• _What is required_:
Return the lines below that carry the word "街道党工委".

>> Start Exercise material

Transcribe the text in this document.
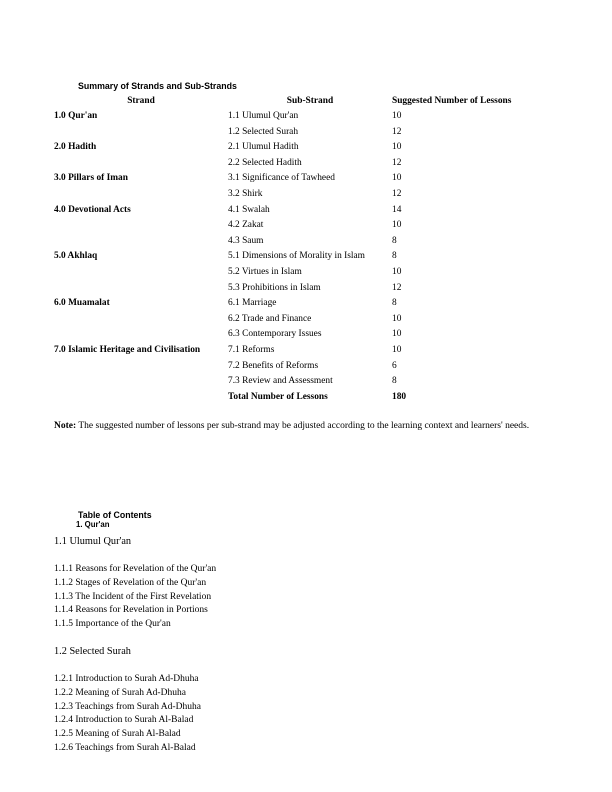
Summary of Strands and Sub-Strands
Strand	Sub-Strand	Suggested Number of Lessons
1.0 Qur'an	1.1 Ulumul Qur'an	10
	1.2 Selected Surah	12
2.0 Hadith	2.1 Ulumul Hadith	10
	2.2 Selected Hadith	12
3.0 Pillars of Iman	3.1 Significance of Tawheed	10
	3.2 Shirk	12
4.0 Devotional Acts	4.1 Swalah	14
	4.2 Zakat	10
	4.3 Saum	8
5.0 Akhlaq	5.1 Dimensions of Morality in Islam	8
	5.2 Virtues in Islam	10
	5.3 Prohibitions in Islam	12
6.0 Muamalat	6.1 Marriage	8
	6.2 Trade and Finance	10
	6.3 Contemporary Issues	10
7.0 Islamic Heritage and Civilisation	7.1 Reforms	10
	7.2 Benefits of Reforms	6
	7.3 Review and Assessment	8
	Total Number of Lessons	180
Note: The suggested number of lessons per sub-strand may be adjusted according to the learning context and learners' needs.
Table of Contents
1. Qur'an
1.1 Ulumul Qur'an
1.1.1 Reasons for Revelation of the Qur'an
1.1.2 Stages of Revelation of the Qur'an
1.1.3 The Incident of the First Revelation
1.1.4 Reasons for Revelation in Portions
1.1.5 Importance of the Qur'an
1.2 Selected Surah
1.2.1 Introduction to Surah Ad-Dhuha
1.2.2 Meaning of Surah Ad-Dhuha
1.2.3 Teachings from Surah Ad-Dhuha
1.2.4 Introduction to Surah Al-Balad
1.2.5 Meaning of Surah Al-Balad
1.2.6 Teachings from Surah Al-Balad
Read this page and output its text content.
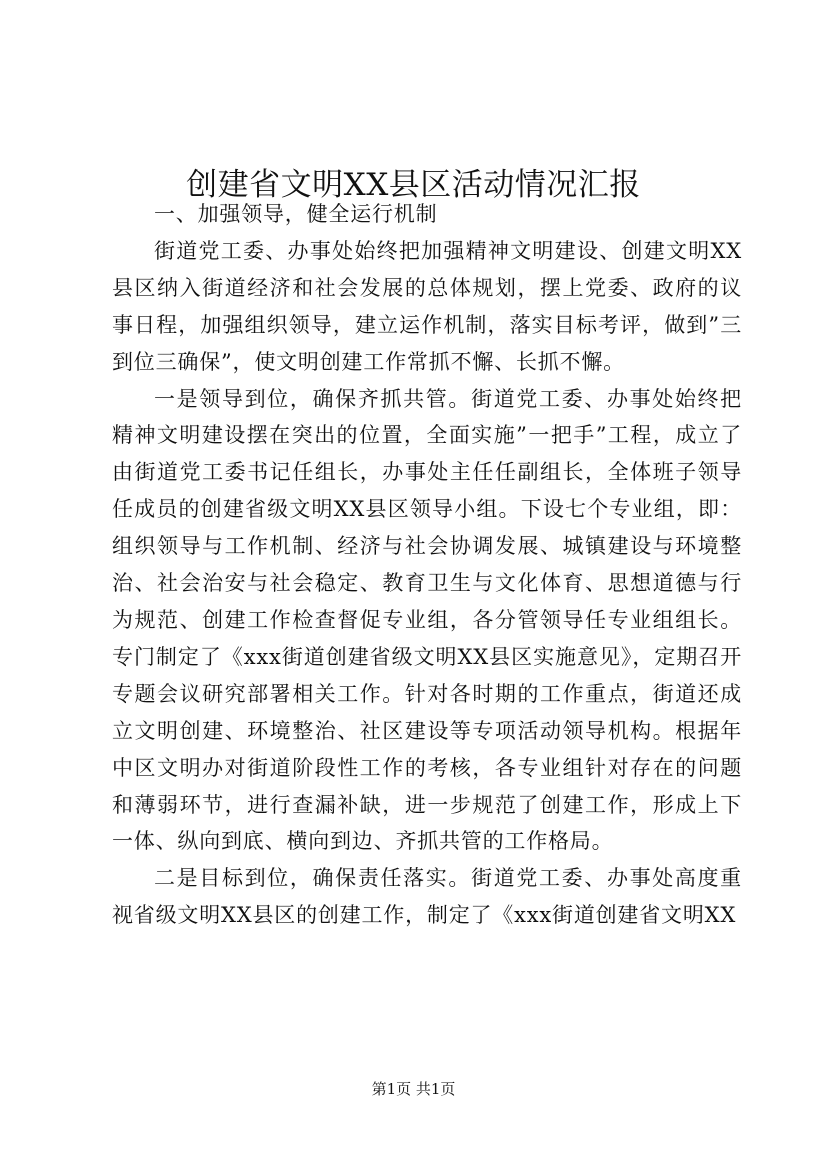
创建省文明XX县区活动情况汇报

一、加强领导，健全运行机制

街道党工委、办事处始终把加强精神文明建设、创建文明XX县区纳入街道经济和社会发展的总体规划，摆上党委、政府的议事日程，加强组织领导，建立运作机制，落实目标考评，做到”三到位三确保”，使文明创建工作常抓不懈、长抓不懈。

一是领导到位，确保齐抓共管。街道党工委、办事处始终把精神文明建设摆在突出的位置，全面实施”一把手”工程，成立了由街道党工委书记任组长，办事处主任任副组长，全体班子领导任成员的创建省级文明XX县区领导小组。下设七个专业组，即：组织领导与工作机制、经济与社会协调发展、城镇建设与环境整治、社会治安与社会稳定、教育卫生与文化体育、思想道德与行为规范、创建工作检查督促专业组，各分管领导任专业组组长。专门制定了《xxx街道创建省级文明XX县区实施意见》，定期召开专题会议研究部署相关工作。针对各时期的工作重点，街道还成立文明创建、环境整治、社区建设等专项活动领导机构。根据年中区文明办对街道阶段性工作的考核，各专业组针对存在的问题和薄弱环节，进行查漏补缺，进一步规范了创建工作，形成上下一体、纵向到底、横向到边、齐抓共管的工作格局。

二是目标到位，确保责任落实。街道党工委、办事处高度重视省级文明XX县区的创建工作，制定了《xxx街道创建省文明XX

第1页 共1页
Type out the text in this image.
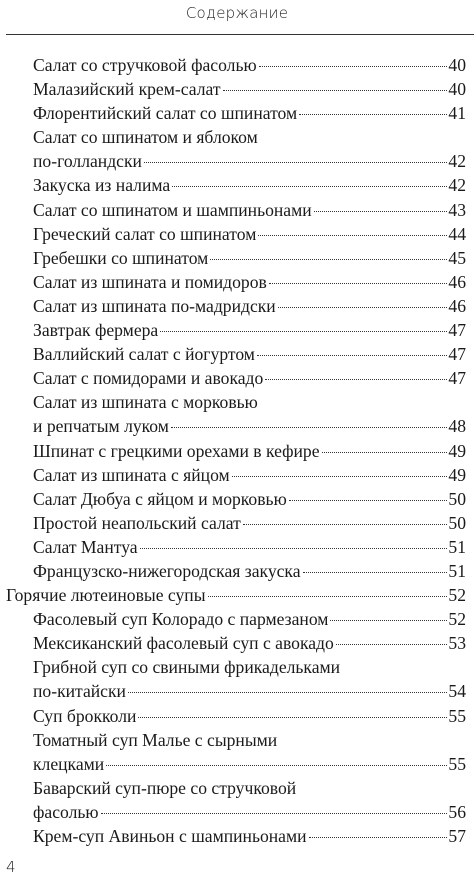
Содержание
Салат со стручковой фасолью	40
Малазийский крем-салат	40
Флорентийский салат со шпинатом	41
Салат со шпинатом и яблоком
по-голландски	42
Закуска из налима	42
Салат со шпинатом и шампиньонами	43
Греческий салат со шпинатом	44
Гребешки со шпинатом	45
Салат из шпината и помидоров	46
Салат из шпината по-мадридски	46
Завтрак фермера	47
Валлийский салат с йогуртом	47
Салат с помидорами и авокадо	47
Салат из шпината с морковью
и репчатым луком	48
Шпинат с грецкими орехами в кефире	49
Салат из шпината с яйцом	49
Салат Дюбуа с яйцом и морковью	50
Простой неапольский салат	50
Салат Мантуа	51
Французско-нижегородская закуска	51
Горячие лютеиновые супы	52
Фасолевый суп Колорадо с пармезаном	52
Мексиканский фасолевый суп с авокадо	53
Грибной суп со свиными фрикадельками
по-китайски	54
Суп брокколи	55
Томатный суп Малье с сырными
клецками	55
Баварский суп-пюре со стручковой
фасолью	56
Крем-суп Авиньон с шампиньонами	57
4
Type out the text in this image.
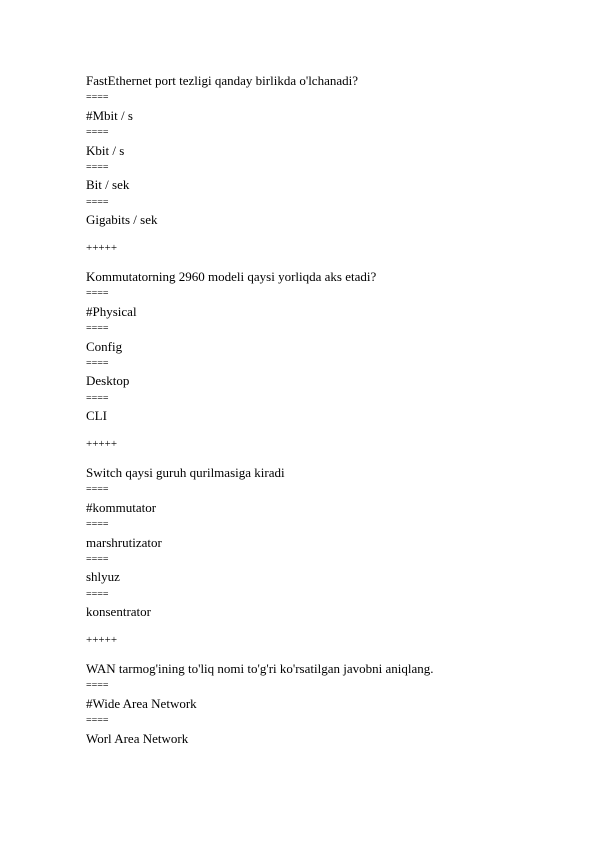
FastEthernet port tezligi qanday birlikda o'lchanadi?
====
#Mbit / s
====
Kbit / s
====
Bit / sek
====
Gigabits / sek
+++++
Kommutatorning 2960 modeli qaysi yorliqda aks etadi?
====
#Physical
====
Config
====
Desktop
====
CLI
+++++
Switch qaysi guruh qurilmasiga kiradi
====
#kommutator
====
marshrutizator
====
shlyuz
====
konsentrator
+++++
WAN tarmog'ining to'liq nomi to'g'ri ko'rsatilgan javobni aniqlang.
====
#Wide Area Network
====
Worl Area Network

>> End Exercise material

• _Exercise result_:
街道党工委、办事处始终把加强精神文明建设、创建文明XX县区纳入街道经济和社会发展的总体规划，摆上党委、政府的议事日程，加强组织领导，建立运作机制，落实目标考评，做到”三到位三确保”，使文明创建工作常抓不懈、长抓不懈。
一是领导到位，确保齐抓共管。街道党工委、办事处始终把精神文明建设摆在突出的位置，全面实施”一把手”工程，成立了由街道党工委书记任组长，办事处主任任副组长，全体班子领导任成员的创建省级文明XX县区领导小组。下设七个专业组，即：组织领导与工作机制、经济与社会协调发展、城镇建设与环境整治、社会治安与社会稳定、教育卫生与文化体育、思想道德与行为规范、创建工作检查督促专业组，各分管领导任专业组组长。专门制定了《xxx街道创建省级文明XX县区实施意见》，定期召开专题会议研究部署相关工作。针对各时期的工作重点，街道还成立文明创建、环境整治、社区建设等专项活动领导机构。根据年中区文明办对街道阶段性工作的考核，各专业组针对存在的问题和薄弱环节，进行查漏补缺，进一步规范了创建工作，形成上下一体、纵向到底、横向到边、齐抓共管的工作格局。
二是目标到位，确保责任落实。街道党工委、办事处高度重视省级文明XX县区的创建工作，制定了《xxx街道创建省文明XX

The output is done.